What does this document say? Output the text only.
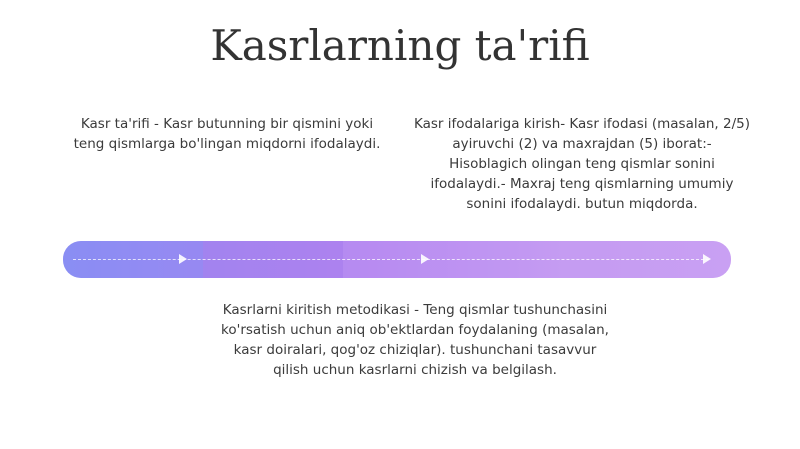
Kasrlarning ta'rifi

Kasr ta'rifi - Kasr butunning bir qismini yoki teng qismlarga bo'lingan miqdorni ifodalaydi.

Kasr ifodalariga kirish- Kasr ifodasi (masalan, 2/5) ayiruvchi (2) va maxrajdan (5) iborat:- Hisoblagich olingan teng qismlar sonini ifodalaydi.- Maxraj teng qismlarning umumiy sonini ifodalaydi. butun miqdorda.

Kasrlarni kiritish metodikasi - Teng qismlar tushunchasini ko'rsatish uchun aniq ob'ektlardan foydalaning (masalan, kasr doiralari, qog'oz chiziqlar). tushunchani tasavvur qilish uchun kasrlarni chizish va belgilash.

★ ★ ★ ★ ★

▸ SHORT TASK
Copy the listing exactly. Any image in it stays out of the copy.

▸ WORKED ANSWER
What does this document say? Output the text only.
Kasrlarning ta'rifi

Kasr ta'rifi - Kasr butunning bir qismini yoki teng qismlarga bo'lingan miqdorni ifodalaydi.

Kasr ifodalariga kirish- Kasr ifodasi (masalan, 2/5) ayiruvchi (2) va maxrajdan (5) iborat:- Hisoblagich olingan teng qismlar sonini ifodalaydi.- Maxraj teng qismlarning umumiy sonini ifodalaydi. butun miqdorda.

Kasrlarni kiritish metodikasi - Teng qismlar tushunchasini ko'rsatish uchun aniq ob'ektlardan foydalaning (masalan, kasr doiralari, qog'oz chiziqlar). tushunchani tasavvur qilish uchun kasrlarni chizish va belgilash.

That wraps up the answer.